** start STORED ROWS **

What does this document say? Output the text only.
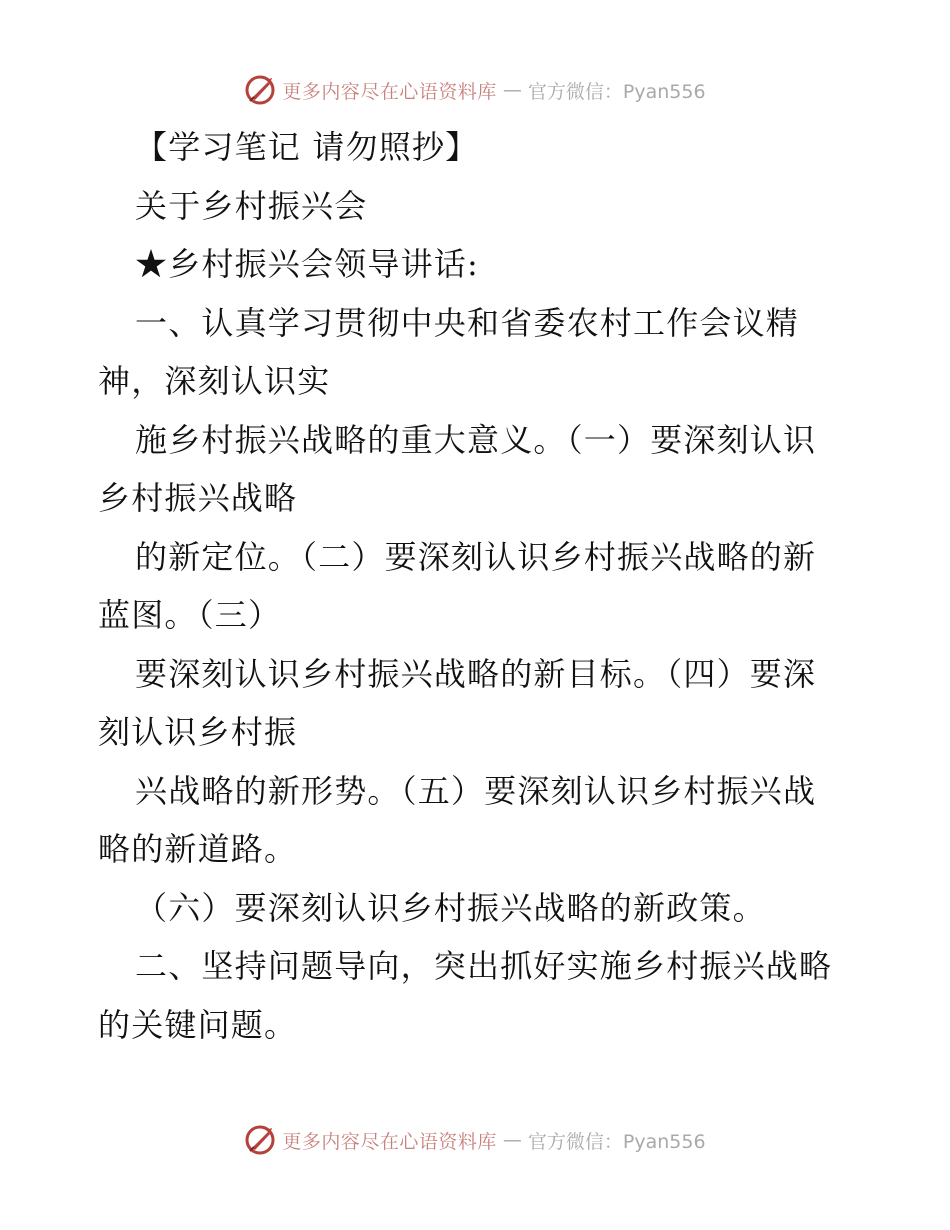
更多内容尽在心语资料库 — 官方微信：Pyan556
【学习笔记 请勿照抄】
关于乡村振兴会
★乡村振兴会领导讲话:
一、认真学习贯彻中央和省委农村工作会议精
神，深刻认识实
施乡村振兴战略的重大意义。（一）要深刻认识
乡村振兴战略
的新定位。（二）要深刻认识乡村振兴战略的新
蓝图。（三）
要深刻认识乡村振兴战略的新目标。（四）要深
刻认识乡村振
兴战略的新形势。（五）要深刻认识乡村振兴战
略的新道路。
（六）要深刻认识乡村振兴战略的新政策。
二、坚持问题导向，突出抓好实施乡村振兴战略
的关键问题。
更多内容尽在心语资料库 — 官方微信：Pyan556
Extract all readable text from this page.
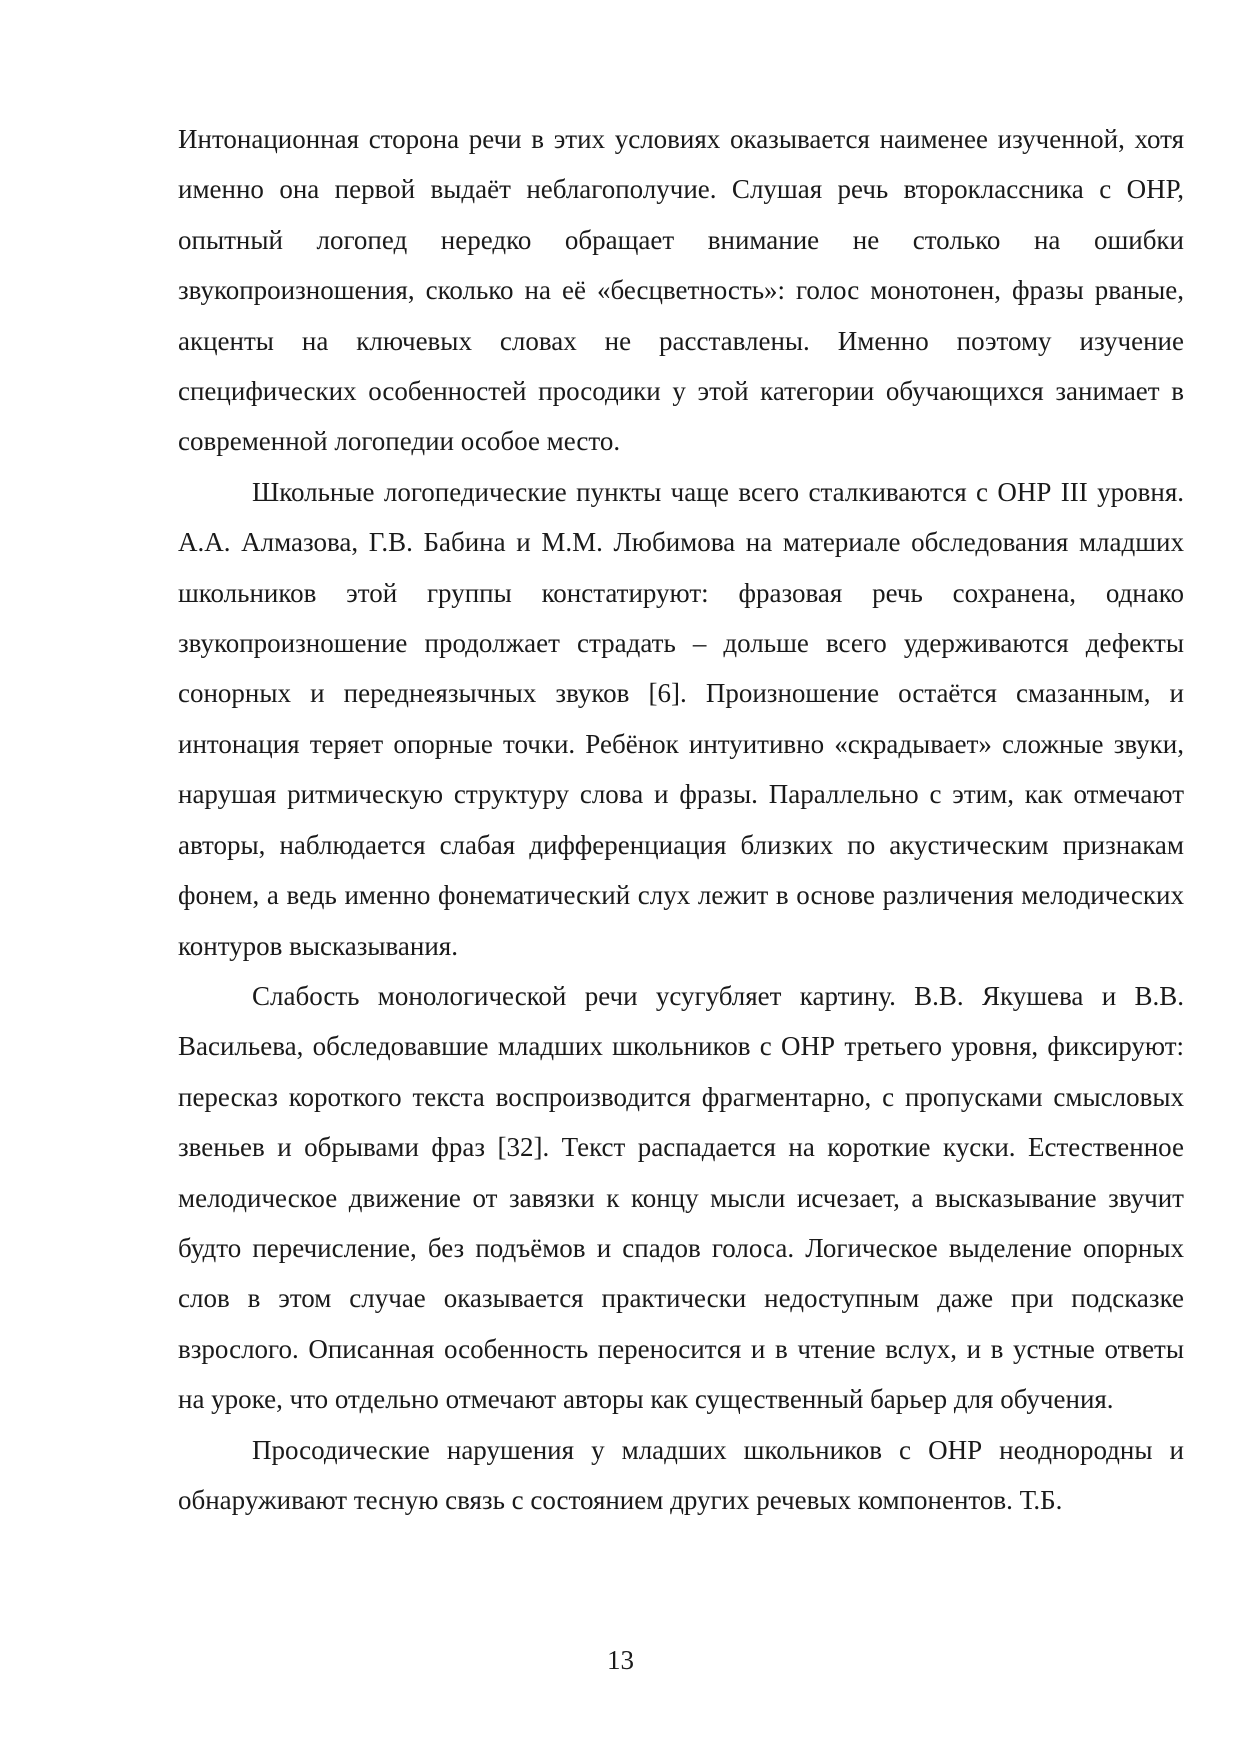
Интонационная сторона речи в этих условиях оказывается наименее изученной, хотя именно она первой выдаёт неблагополучие. Слушая речь второклассника с ОНР, опытный логопед нередко обращает внимание не столько на ошибки звукопроизношения, сколько на её «бесцветность»: голос монотонен, фразы рваные, акценты на ключевых словах не расставлены. Именно поэтому изучение специфических особенностей просодики у этой категории обучающихся занимает в современной логопедии особое место.

Школьные логопедические пункты чаще всего сталкиваются с ОНР III уровня. А.А. Алмазова, Г.В. Бабина и М.М. Любимова на материале обследования младших школьников этой группы констатируют: фразовая речь сохранена, однако звукопроизношение продолжает страдать – дольше всего удерживаются дефекты сонорных и переднеязычных звуков [6]. Произношение остаётся смазанным, и интонация теряет опорные точки. Ребёнок интуитивно «скрадывает» сложные звуки, нарушая ритмическую структуру слова и фразы. Параллельно с этим, как отмечают авторы, наблюдается слабая дифференциация близких по акустическим признакам фонем, а ведь именно фонематический слух лежит в основе различения мелодических контуров высказывания.

Слабость монологической речи усугубляет картину. В.В. Якушева и В.В. Васильева, обследовавшие младших школьников с ОНР третьего уровня, фиксируют: пересказ короткого текста воспроизводится фрагментарно, с пропусками смысловых звеньев и обрывами фраз [32]. Текст распадается на короткие куски. Естественное мелодическое движение от завязки к концу мысли исчезает, а высказывание звучит будто перечисление, без подъёмов и спадов голоса. Логическое выделение опорных слов в этом случае оказывается практически недоступным даже при подсказке взрослого. Описанная особенность переносится и в чтение вслух, и в устные ответы на уроке, что отдельно отмечают авторы как существенный барьер для обучения.

Просодические нарушения у младших школьников с ОНР неоднородны и обнаруживают тесную связь с состоянием других речевых компонентов. Т.Б.

13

** end STORED ROWS **

EXERCISE TASK: Pictures stay out; reproduce every line of the records exactly.

COMPLETED TASK:
What does this document say? Output the text only.
更多内容尽在心语资料库 — 官方微信：Pyan556
【学习笔记 请勿照抄】
关于乡村振兴会
★乡村振兴会领导讲话:
一、认真学习贯彻中央和省委农村工作会议精
神，深刻认识实
施乡村振兴战略的重大意义。（一）要深刻认识
乡村振兴战略
的新定位。（二）要深刻认识乡村振兴战略的新
蓝图。（三）
要深刻认识乡村振兴战略的新目标。（四）要深
刻认识乡村振
兴战略的新形势。（五）要深刻认识乡村振兴战
略的新道路。
（六）要深刻认识乡村振兴战略的新政策。
二、坚持问题导向，突出抓好实施乡村振兴战略
的关键问题。
更多内容尽在心语资料库 — 官方微信：Pyan556
Extract all readable text from this page.
Интонационная сторона речи в этих условиях оказывается наименее изученной, хотя именно она первой выдаёт неблагополучие. Слушая речь второклассника с ОНР, опытный логопед нередко обращает внимание не столько на ошибки звукопроизношения, сколько на её «бесцветность»: голос монотонен, фразы рваные, акценты на ключевых словах не расставлены. Именно поэтому изучение специфических особенностей просодики у этой категории обучающихся занимает в современной логопедии особое место.

Школьные логопедические пункты чаще всего сталкиваются с ОНР III уровня. А.А. Алмазова, Г.В. Бабина и М.М. Любимова на материале обследования младших школьников этой группы констатируют: фразовая речь сохранена, однако звукопроизношение продолжает страдать – дольше всего удерживаются дефекты сонорных и переднеязычных звуков [6]. Произношение остаётся смазанным, и интонация теряет опорные точки. Ребёнок интуитивно «скрадывает» сложные звуки, нарушая ритмическую структуру слова и фразы. Параллельно с этим, как отмечают авторы, наблюдается слабая дифференциация близких по акустическим признакам фонем, а ведь именно фонематический слух лежит в основе различения мелодических контуров высказывания.

Слабость монологической речи усугубляет картину. В.В. Якушева и В.В. Васильева, обследовавшие младших школьников с ОНР третьего уровня, фиксируют: пересказ короткого текста воспроизводится фрагментарно, с пропусками смысловых звеньев и обрывами фраз [32]. Текст распадается на короткие куски. Естественное мелодическое движение от завязки к концу мысли исчезает, а высказывание звучит будто перечисление, без подъёмов и спадов голоса. Логическое выделение опорных слов в этом случае оказывается практически недоступным даже при подсказке взрослого. Описанная особенность переносится и в чтение вслух, и в устные ответы на уроке, что отдельно отмечают авторы как существенный барьер для обучения.

Просодические нарушения у младших школьников с ОНР неоднородны и обнаруживают тесную связь с состоянием других речевых компонентов. Т.Б.

13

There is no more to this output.